__Written instruction__: All of the lines below are to be transcribed faithfully, with pictures excluded from the copy.

* * *

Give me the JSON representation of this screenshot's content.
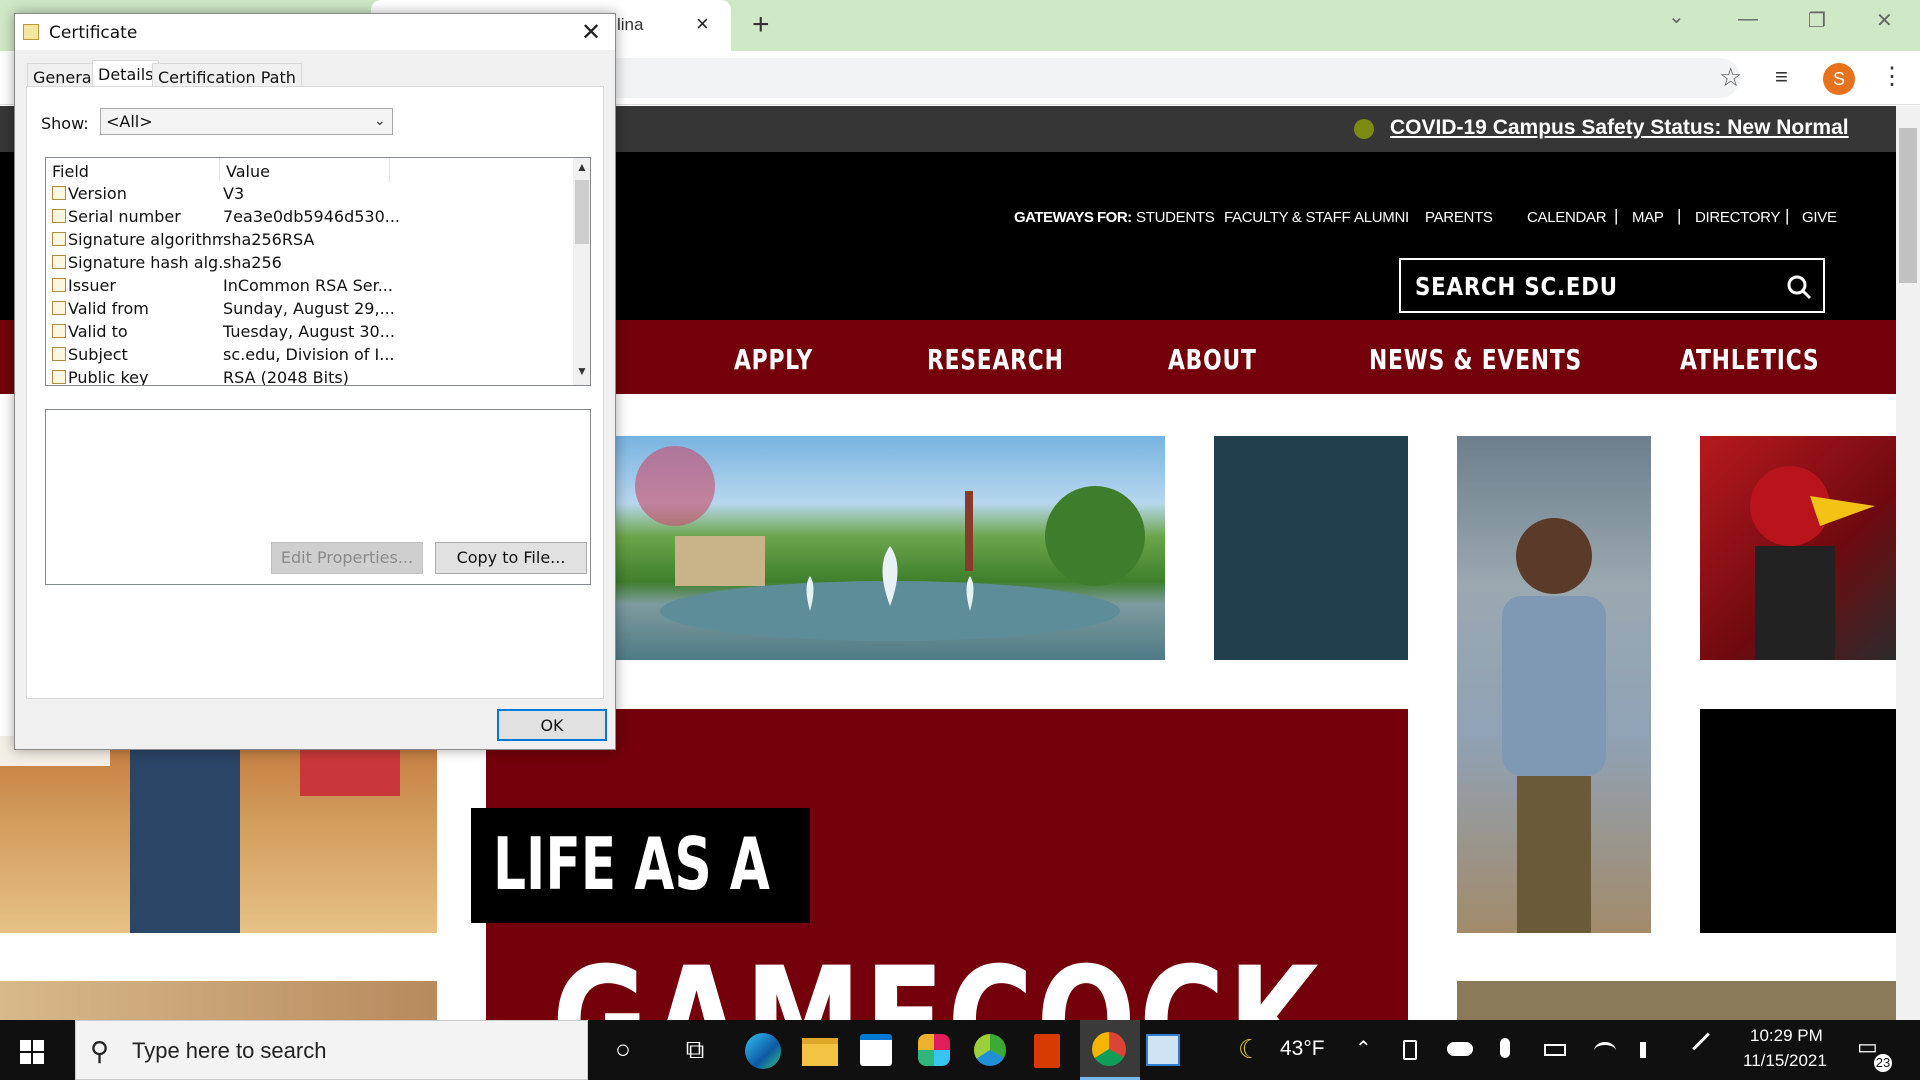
{
  "browser": {
    "tab_title": "lina",
    "tab_close": "×",
    "new_tab": "+",
    "window_minimize": "—",
    "window_restore": "❐",
    "window_close": "✕",
    "tab_search": "⌄",
    "star": "☆",
    "media": "≡",
    "profile_initial": "S",
    "menu": "⋮"
  },
  "site": {
    "alert": "COVID-19 Campus Safety Status: New Normal",
    "alert_color": "#7a8a13",
    "gateways_label": "GATEWAYS FOR:",
    "gateways": [
      "STUDENTS",
      "FACULTY & STAFF",
      "ALUMNI",
      "PARENTS"
    ],
    "utility_links": [
      "CALENDAR",
      "MAP",
      "DIRECTORY",
      "GIVE"
    ],
    "separator": "|",
    "search_label": "SEARCH SC.EDU",
    "nav": [
      "APPLY",
      "RESEARCH",
      "ABOUT",
      "NEWS & EVENTS",
      "ATHLETICS"
    ],
    "hero_line1": "LIFE AS A",
    "hero_line2": "GAMECOCK",
    "brand_color": "#73000a",
    "teal_color": "#1f3f4e"
  },
  "dialog": {
    "title": "Certificate",
    "close": "✕",
    "tabs": [
      "General",
      "Details",
      "Certification Path"
    ],
    "show_label": "Show:",
    "show_value": "<All>",
    "show_chevron": "⌄",
    "col_field": "Field",
    "col_value": "Value",
    "rows": [
      {
        "field": "Version",
        "value": "V3"
      },
      {
        "field": "Serial number",
        "value": "7ea3e0db5946d530..."
      },
      {
        "field": "Signature algorithm",
        "value": "sha256RSA"
      },
      {
        "field": "Signature hash alg...",
        "value": "sha256"
      },
      {
        "field": "Issuer",
        "value": "InCommon RSA Ser..."
      },
      {
        "field": "Valid from",
        "value": "Sunday, August 29,..."
      },
      {
        "field": "Valid to",
        "value": "Tuesday, August 30..."
      },
      {
        "field": "Subject",
        "value": "sc.edu, Division of I..."
      },
      {
        "field": "Public key",
        "value": "RSA (2048 Bits)"
      }
    ],
    "scroll_up": "▲",
    "scroll_down": "▼",
    "edit_properties": "Edit Properties...",
    "copy_to_file": "Copy to File...",
    "ok": "OK"
  },
  "taskbar": {
    "search_placeholder": "Type here to search",
    "search_icon": "⚲",
    "cortana": "○",
    "task_view": "⧉",
    "weather_temp": "43°F",
    "moon": "☾",
    "chevron_up": "⌃",
    "time": "10:29 PM",
    "date": "11/15/2021",
    "notifications": "23",
    "notif_icon": "▭"
  }
}
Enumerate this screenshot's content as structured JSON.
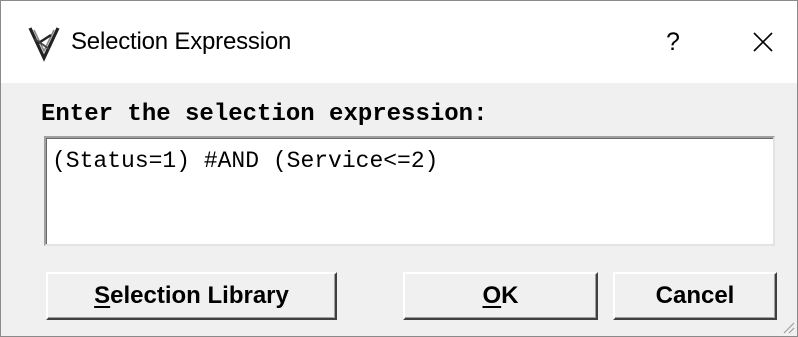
{
  "window": {
    "title": "Selection Expression",
    "help_label": "?",
    "icon": "app-logo-icon"
  },
  "prompt": {
    "label": "Enter the selection expression:"
  },
  "expression": {
    "value": "(Status=1) #AND (Service<=2)"
  },
  "buttons": {
    "library": {
      "mnemonic": "S",
      "rest": "election Library"
    },
    "ok": {
      "mnemonic": "O",
      "rest": "K"
    },
    "cancel": {
      "label": "Cancel"
    }
  }
}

* * *

__Task result__:
Give me the JSON representation of this screenshot's content.
{
  "browser": {
    "tab_title": "lina",
    "tab_close": "×",
    "new_tab": "+",
    "window_minimize": "—",
    "window_restore": "❐",
    "window_close": "✕",
    "tab_search": "⌄",
    "star": "☆",
    "media": "≡",
    "profile_initial": "S",
    "menu": "⋮"
  },
  "site": {
    "alert": "COVID-19 Campus Safety Status: New Normal",
    "alert_color": "#7a8a13",
    "gateways_label": "GATEWAYS FOR:",
    "gateways": [
      "STUDENTS",
      "FACULTY & STAFF",
      "ALUMNI",
      "PARENTS"
    ],
    "utility_links": [
      "CALENDAR",
      "MAP",
      "DIRECTORY",
      "GIVE"
    ],
    "separator": "|",
    "search_label": "SEARCH SC.EDU",
    "nav": [
      "APPLY",
      "RESEARCH",
      "ABOUT",
      "NEWS & EVENTS",
      "ATHLETICS"
    ],
    "hero_line1": "LIFE AS A",
    "hero_line2": "GAMECOCK",
    "brand_color": "#73000a",
    "teal_color": "#1f3f4e"
  },
  "dialog": {
    "title": "Certificate",
    "close": "✕",
    "tabs": [
      "General",
      "Details",
      "Certification Path"
    ],
    "show_label": "Show:",
    "show_value": "<All>",
    "show_chevron": "⌄",
    "col_field": "Field",
    "col_value": "Value",
    "rows": [
      {
        "field": "Version",
        "value": "V3"
      },
      {
        "field": "Serial number",
        "value": "7ea3e0db5946d530..."
      },
      {
        "field": "Signature algorithm",
        "value": "sha256RSA"
      },
      {
        "field": "Signature hash alg...",
        "value": "sha256"
      },
      {
        "field": "Issuer",
        "value": "InCommon RSA Ser..."
      },
      {
        "field": "Valid from",
        "value": "Sunday, August 29,..."
      },
      {
        "field": "Valid to",
        "value": "Tuesday, August 30..."
      },
      {
        "field": "Subject",
        "value": "sc.edu, Division of I..."
      },
      {
        "field": "Public key",
        "value": "RSA (2048 Bits)"
      }
    ],
    "scroll_up": "▲",
    "scroll_down": "▼",
    "edit_properties": "Edit Properties...",
    "copy_to_file": "Copy to File...",
    "ok": "OK"
  },
  "taskbar": {
    "search_placeholder": "Type here to search",
    "search_icon": "⚲",
    "cortana": "○",
    "task_view": "⧉",
    "weather_temp": "43°F",
    "moon": "☾",
    "chevron_up": "⌃",
    "time": "10:29 PM",
    "date": "11/15/2021",
    "notifications": "23",
    "notif_icon": "▭"
  }
}
Enumerate this screenshot's content as structured JSON.
{
  "window": {
    "title": "Selection Expression",
    "help_label": "?",
    "icon": "app-logo-icon"
  },
  "prompt": {
    "label": "Enter the selection expression:"
  },
  "expression": {
    "value": "(Status=1) #AND (Service<=2)"
  },
  "buttons": {
    "library": {
      "mnemonic": "S",
      "rest": "election Library"
    },
    "ok": {
      "mnemonic": "O",
      "rest": "K"
    },
    "cancel": {
      "label": "Cancel"
    }
  }
}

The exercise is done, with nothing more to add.